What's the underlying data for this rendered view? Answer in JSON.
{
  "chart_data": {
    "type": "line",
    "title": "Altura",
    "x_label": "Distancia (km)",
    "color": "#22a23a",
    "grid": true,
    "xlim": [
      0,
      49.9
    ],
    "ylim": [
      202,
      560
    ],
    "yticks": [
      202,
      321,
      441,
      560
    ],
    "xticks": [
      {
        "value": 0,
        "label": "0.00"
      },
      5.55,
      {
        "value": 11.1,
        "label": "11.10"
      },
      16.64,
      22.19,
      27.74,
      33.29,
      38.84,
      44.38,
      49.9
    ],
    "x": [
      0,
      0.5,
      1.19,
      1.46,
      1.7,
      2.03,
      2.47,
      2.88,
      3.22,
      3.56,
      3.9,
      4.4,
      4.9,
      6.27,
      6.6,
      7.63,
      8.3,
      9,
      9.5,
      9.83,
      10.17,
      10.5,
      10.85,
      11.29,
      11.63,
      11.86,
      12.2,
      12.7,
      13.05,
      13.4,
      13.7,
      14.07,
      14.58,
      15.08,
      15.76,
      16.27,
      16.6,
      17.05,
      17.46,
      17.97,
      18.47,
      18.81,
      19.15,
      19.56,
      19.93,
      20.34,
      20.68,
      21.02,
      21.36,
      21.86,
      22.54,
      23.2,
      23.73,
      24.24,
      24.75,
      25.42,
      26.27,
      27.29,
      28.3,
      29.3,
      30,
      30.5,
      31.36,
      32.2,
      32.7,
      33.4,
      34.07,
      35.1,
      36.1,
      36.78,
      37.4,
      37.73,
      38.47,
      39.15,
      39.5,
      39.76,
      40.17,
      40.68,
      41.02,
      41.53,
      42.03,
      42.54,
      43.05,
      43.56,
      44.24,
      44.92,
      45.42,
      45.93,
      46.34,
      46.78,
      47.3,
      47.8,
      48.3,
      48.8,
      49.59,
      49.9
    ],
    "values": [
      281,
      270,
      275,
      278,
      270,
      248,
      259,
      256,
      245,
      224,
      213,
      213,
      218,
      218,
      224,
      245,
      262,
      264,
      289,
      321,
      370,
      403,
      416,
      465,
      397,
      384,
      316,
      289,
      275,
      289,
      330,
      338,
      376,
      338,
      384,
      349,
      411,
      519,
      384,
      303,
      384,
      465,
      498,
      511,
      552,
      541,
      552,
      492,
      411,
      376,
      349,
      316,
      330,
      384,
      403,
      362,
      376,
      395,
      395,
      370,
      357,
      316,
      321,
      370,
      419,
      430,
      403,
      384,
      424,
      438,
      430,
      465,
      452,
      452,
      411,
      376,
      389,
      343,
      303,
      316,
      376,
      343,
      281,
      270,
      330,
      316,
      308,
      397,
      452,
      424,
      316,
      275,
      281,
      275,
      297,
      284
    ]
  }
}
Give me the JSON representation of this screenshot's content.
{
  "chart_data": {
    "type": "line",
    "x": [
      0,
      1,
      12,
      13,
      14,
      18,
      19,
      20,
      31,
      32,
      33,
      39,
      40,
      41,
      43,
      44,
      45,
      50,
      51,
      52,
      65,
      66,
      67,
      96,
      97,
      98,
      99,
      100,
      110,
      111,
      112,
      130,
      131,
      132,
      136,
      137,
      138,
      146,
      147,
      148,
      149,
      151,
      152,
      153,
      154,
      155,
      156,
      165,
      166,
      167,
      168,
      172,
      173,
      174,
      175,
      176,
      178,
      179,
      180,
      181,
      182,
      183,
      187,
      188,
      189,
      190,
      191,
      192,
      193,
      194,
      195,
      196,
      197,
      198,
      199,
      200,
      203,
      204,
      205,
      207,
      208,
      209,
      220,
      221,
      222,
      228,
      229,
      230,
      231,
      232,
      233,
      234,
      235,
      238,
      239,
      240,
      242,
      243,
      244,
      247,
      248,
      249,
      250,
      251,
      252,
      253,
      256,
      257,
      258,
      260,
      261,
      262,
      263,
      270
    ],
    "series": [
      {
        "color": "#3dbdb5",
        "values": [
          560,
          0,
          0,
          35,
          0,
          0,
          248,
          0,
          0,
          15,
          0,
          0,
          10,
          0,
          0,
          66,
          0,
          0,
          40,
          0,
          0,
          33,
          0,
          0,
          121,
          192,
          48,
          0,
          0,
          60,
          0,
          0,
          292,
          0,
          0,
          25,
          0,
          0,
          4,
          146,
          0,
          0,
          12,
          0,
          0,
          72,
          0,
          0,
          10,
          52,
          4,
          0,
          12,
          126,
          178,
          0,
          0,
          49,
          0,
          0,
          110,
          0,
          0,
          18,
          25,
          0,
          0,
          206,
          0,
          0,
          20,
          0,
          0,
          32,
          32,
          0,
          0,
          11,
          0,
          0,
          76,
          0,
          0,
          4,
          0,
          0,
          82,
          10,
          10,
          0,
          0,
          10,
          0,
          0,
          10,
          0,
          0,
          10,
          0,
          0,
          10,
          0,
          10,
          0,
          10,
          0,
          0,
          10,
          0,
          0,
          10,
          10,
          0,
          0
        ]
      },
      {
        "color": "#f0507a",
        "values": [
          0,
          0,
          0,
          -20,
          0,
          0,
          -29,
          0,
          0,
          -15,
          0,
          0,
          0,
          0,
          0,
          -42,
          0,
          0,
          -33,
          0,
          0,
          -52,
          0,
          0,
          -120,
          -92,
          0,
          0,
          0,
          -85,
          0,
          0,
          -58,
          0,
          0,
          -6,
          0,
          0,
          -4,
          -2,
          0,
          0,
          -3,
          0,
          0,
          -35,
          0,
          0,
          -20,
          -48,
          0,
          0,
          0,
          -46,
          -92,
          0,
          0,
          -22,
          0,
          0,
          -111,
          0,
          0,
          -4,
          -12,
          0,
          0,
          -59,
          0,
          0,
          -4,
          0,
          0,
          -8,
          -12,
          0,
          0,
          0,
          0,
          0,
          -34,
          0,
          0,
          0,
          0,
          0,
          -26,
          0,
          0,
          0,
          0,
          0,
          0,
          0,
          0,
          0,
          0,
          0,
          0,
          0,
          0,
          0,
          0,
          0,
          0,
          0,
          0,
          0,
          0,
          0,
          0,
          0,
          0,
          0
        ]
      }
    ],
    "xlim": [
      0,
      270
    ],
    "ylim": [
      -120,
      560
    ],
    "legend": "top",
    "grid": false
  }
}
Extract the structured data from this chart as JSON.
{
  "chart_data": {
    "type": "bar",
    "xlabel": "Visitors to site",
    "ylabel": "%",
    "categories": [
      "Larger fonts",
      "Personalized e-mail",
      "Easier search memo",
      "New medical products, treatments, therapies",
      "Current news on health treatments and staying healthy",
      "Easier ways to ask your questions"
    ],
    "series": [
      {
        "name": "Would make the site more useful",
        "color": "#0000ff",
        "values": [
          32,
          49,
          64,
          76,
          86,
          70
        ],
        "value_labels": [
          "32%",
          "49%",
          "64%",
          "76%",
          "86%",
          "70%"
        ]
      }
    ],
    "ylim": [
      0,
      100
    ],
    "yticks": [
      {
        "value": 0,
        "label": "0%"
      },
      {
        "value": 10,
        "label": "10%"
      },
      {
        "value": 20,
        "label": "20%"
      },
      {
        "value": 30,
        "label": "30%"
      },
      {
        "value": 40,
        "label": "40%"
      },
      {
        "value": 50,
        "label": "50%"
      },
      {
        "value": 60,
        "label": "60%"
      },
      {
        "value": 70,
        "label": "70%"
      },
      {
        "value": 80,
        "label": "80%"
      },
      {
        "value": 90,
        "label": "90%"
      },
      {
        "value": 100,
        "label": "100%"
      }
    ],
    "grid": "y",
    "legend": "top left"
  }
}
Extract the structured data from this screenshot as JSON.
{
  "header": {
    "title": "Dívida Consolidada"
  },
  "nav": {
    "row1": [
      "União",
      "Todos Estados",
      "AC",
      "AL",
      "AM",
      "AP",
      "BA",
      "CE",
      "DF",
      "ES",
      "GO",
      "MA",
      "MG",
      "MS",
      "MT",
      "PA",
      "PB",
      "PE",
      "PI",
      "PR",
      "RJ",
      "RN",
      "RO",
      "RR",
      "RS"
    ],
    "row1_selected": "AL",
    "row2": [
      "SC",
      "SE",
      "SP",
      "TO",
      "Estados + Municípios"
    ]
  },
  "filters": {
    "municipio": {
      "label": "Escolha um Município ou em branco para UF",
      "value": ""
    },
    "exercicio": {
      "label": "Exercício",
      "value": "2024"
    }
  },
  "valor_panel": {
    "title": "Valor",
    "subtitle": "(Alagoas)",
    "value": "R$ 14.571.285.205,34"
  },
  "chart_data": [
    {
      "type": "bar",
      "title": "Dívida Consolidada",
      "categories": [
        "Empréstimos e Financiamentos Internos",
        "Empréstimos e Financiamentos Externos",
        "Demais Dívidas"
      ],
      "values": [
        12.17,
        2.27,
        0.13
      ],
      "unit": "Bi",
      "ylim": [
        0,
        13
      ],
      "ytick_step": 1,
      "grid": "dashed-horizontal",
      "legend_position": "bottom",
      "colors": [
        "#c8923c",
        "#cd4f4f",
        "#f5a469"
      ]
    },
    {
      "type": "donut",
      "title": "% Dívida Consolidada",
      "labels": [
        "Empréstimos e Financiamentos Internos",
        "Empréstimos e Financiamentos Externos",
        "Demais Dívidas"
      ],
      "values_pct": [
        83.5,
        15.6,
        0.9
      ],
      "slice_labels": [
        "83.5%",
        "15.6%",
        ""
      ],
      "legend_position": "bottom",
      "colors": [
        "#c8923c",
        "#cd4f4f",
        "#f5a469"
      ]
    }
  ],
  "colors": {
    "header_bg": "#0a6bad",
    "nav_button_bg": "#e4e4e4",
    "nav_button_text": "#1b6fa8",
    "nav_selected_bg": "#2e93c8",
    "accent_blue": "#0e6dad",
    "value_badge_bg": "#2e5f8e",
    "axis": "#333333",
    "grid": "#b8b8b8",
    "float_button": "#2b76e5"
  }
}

____

__EXERCISE DETAILS__
Find every line that has "site" in it, then return those lines.

__TASK RESPONSE__
    "xlabel": "Visitors to site",
        "name": "Would make the site more useful",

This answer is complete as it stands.